> _WHAT IS REQUIRED_: Pull every line with the word "base" out of the entries below.

### GIVEN DATA

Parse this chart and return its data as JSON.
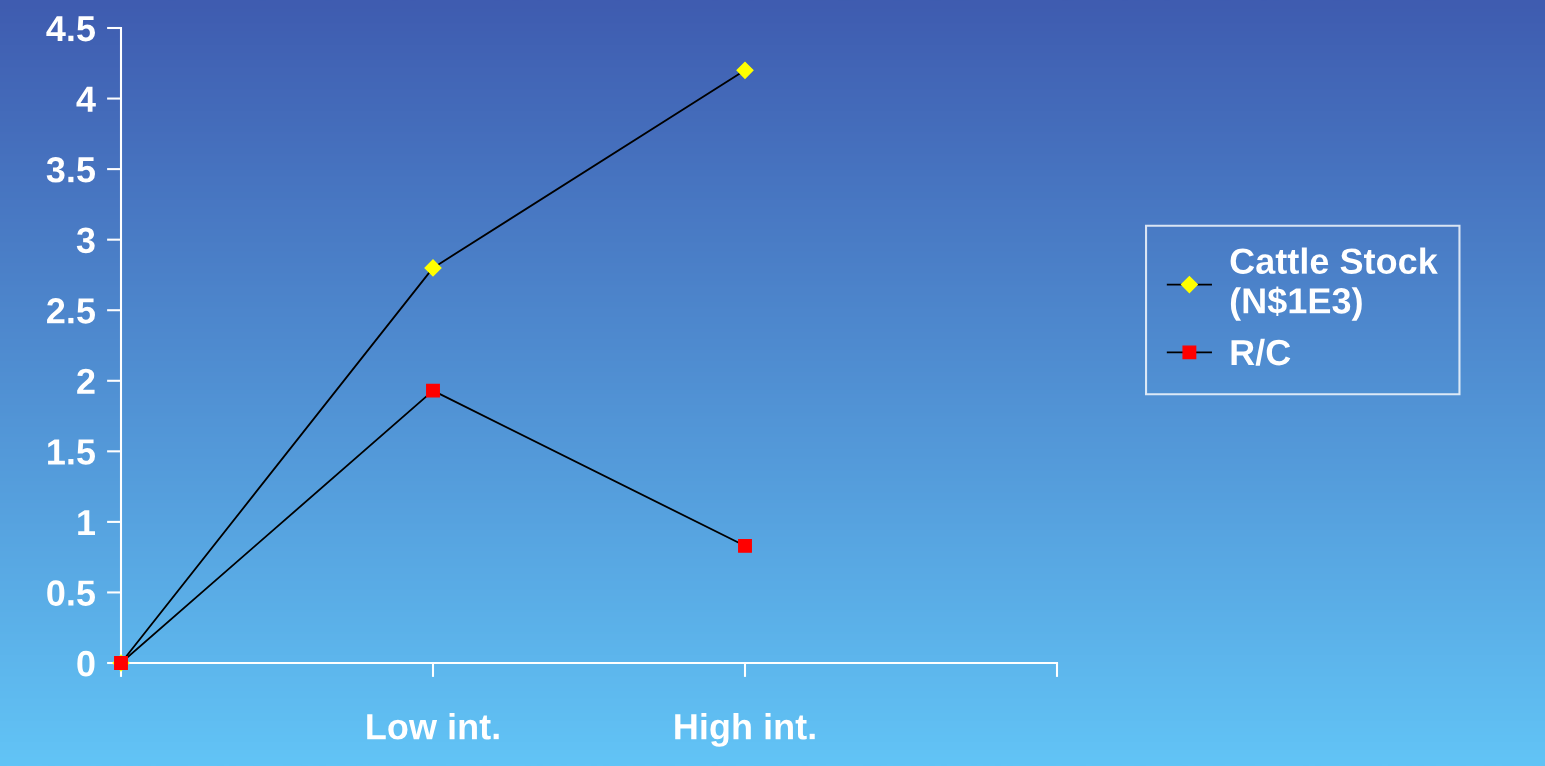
{
  "chart_data": {
    "type": "line",
    "categories": [
      null,
      "Low int.",
      "High int.",
      null
    ],
    "series": [
      {
        "name": "Cattle Stock (N$1E3)",
        "color": "#ffff00",
        "marker": "diamond",
        "values": [
          0,
          2.8,
          4.2,
          null
        ]
      },
      {
        "name": "R/C",
        "color": "#ff0000",
        "marker": "square",
        "values": [
          0,
          1.93,
          0.83,
          null
        ]
      }
    ],
    "ylim": [
      0,
      4.5
    ],
    "yticks": [
      0,
      0.5,
      1,
      1.5,
      2,
      2.5,
      3,
      3.5,
      4,
      4.5
    ],
    "grid": false,
    "legend": "right",
    "line_style": "solid"
  }
}
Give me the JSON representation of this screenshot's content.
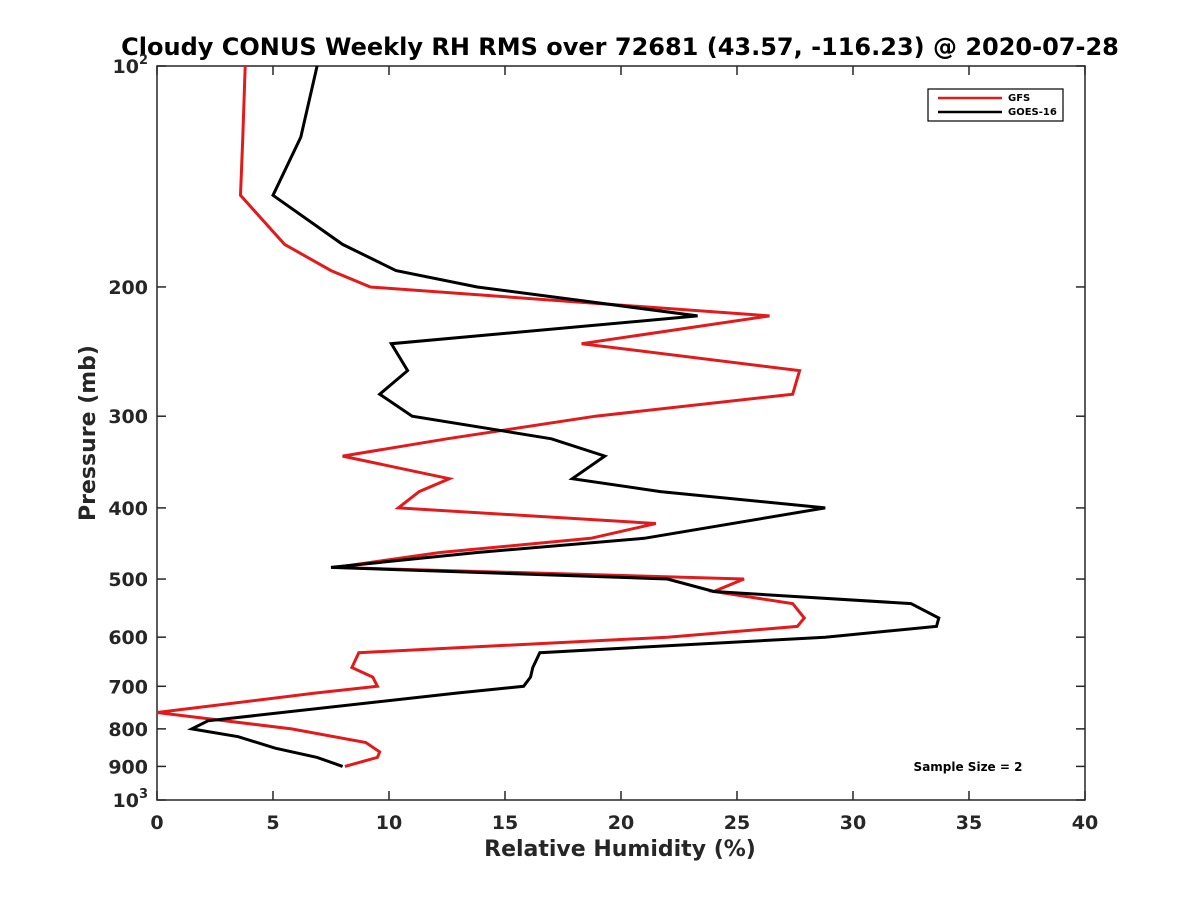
{
  "chart_data": {
    "type": "line",
    "title": "Cloudy CONUS Weekly RH RMS over 72681 (43.57, -116.23) @ 2020-07-28",
    "xlabel": "Relative Humidity (%)",
    "ylabel": "Pressure (mb)",
    "xlim": [
      0,
      40
    ],
    "ylim": [
      100,
      1000
    ],
    "yscale": "log",
    "y_reversed": true,
    "grid": false,
    "legend_position": "top-right",
    "x_ticks": [
      {
        "value": 0,
        "label": "0"
      },
      {
        "value": 5,
        "label": "5"
      },
      {
        "value": 10,
        "label": "10"
      },
      {
        "value": 15,
        "label": "15"
      },
      {
        "value": 20,
        "label": "20"
      },
      {
        "value": 25,
        "label": "25"
      },
      {
        "value": 30,
        "label": "30"
      },
      {
        "value": 35,
        "label": "35"
      },
      {
        "value": 40,
        "label": "40"
      }
    ],
    "y_ticks": [
      {
        "value": 100,
        "base": "10",
        "exp": "2"
      },
      {
        "value": 200,
        "base": "200",
        "exp": ""
      },
      {
        "value": 300,
        "base": "300",
        "exp": ""
      },
      {
        "value": 400,
        "base": "400",
        "exp": ""
      },
      {
        "value": 500,
        "base": "500",
        "exp": ""
      },
      {
        "value": 600,
        "base": "600",
        "exp": ""
      },
      {
        "value": 700,
        "base": "700",
        "exp": ""
      },
      {
        "value": 800,
        "base": "800",
        "exp": ""
      },
      {
        "value": 900,
        "base": "900",
        "exp": ""
      },
      {
        "value": 1000,
        "base": "10",
        "exp": "3"
      }
    ],
    "series": [
      {
        "name": "GFS",
        "color": "#e31a1c",
        "points": [
          [
            3.8,
            100
          ],
          [
            3.7,
            125
          ],
          [
            3.6,
            150
          ],
          [
            5.5,
            175
          ],
          [
            7.5,
            190
          ],
          [
            9.2,
            200
          ],
          [
            26.4,
            219
          ],
          [
            18.3,
            239
          ],
          [
            27.7,
            260
          ],
          [
            27.4,
            280
          ],
          [
            18.9,
            300
          ],
          [
            12.5,
            322
          ],
          [
            8.0,
            340
          ],
          [
            12.6,
            365
          ],
          [
            11.3,
            380
          ],
          [
            10.4,
            400
          ],
          [
            21.5,
            420
          ],
          [
            18.7,
            440
          ],
          [
            12.2,
            460
          ],
          [
            7.7,
            482
          ],
          [
            25.3,
            500
          ],
          [
            24.0,
            520
          ],
          [
            27.4,
            540
          ],
          [
            27.9,
            565
          ],
          [
            27.6,
            580
          ],
          [
            22.0,
            600
          ],
          [
            8.7,
            630
          ],
          [
            8.4,
            660
          ],
          [
            9.3,
            680
          ],
          [
            9.5,
            700
          ],
          [
            6.8,
            715
          ],
          [
            0.0,
            760
          ],
          [
            5.8,
            800
          ],
          [
            9.0,
            835
          ],
          [
            9.6,
            860
          ],
          [
            9.5,
            875
          ],
          [
            8.1,
            900
          ]
        ]
      },
      {
        "name": "GOES-16",
        "color": "#000000",
        "points": [
          [
            6.9,
            100
          ],
          [
            6.2,
            125
          ],
          [
            5.0,
            150
          ],
          [
            8.0,
            175
          ],
          [
            10.3,
            190
          ],
          [
            13.8,
            200
          ],
          [
            23.3,
            219
          ],
          [
            10.1,
            239
          ],
          [
            10.8,
            260
          ],
          [
            9.6,
            280
          ],
          [
            11.0,
            300
          ],
          [
            17.0,
            322
          ],
          [
            19.3,
            340
          ],
          [
            17.9,
            365
          ],
          [
            21.7,
            380
          ],
          [
            28.8,
            400
          ],
          [
            21.0,
            440
          ],
          [
            13.8,
            460
          ],
          [
            7.5,
            482
          ],
          [
            22.0,
            500
          ],
          [
            24.0,
            520
          ],
          [
            32.5,
            540
          ],
          [
            33.7,
            565
          ],
          [
            33.6,
            580
          ],
          [
            28.8,
            600
          ],
          [
            16.5,
            630
          ],
          [
            16.2,
            660
          ],
          [
            16.1,
            680
          ],
          [
            15.8,
            700
          ],
          [
            12.9,
            715
          ],
          [
            2.2,
            780
          ],
          [
            1.5,
            800
          ],
          [
            3.5,
            820
          ],
          [
            5.1,
            850
          ],
          [
            6.9,
            875
          ],
          [
            8.0,
            900
          ]
        ]
      }
    ],
    "annotations": [
      {
        "text": "Sample Size = 2"
      }
    ]
  }
}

######

> _EXERCISE RESULT_:
        "base": "10",
        "base": "200",
        "base": "300",
        "base": "400",
        "base": "500",
        "base": "600",
        "base": "700",
        "base": "800",
        "base": "900",
        "base": "10",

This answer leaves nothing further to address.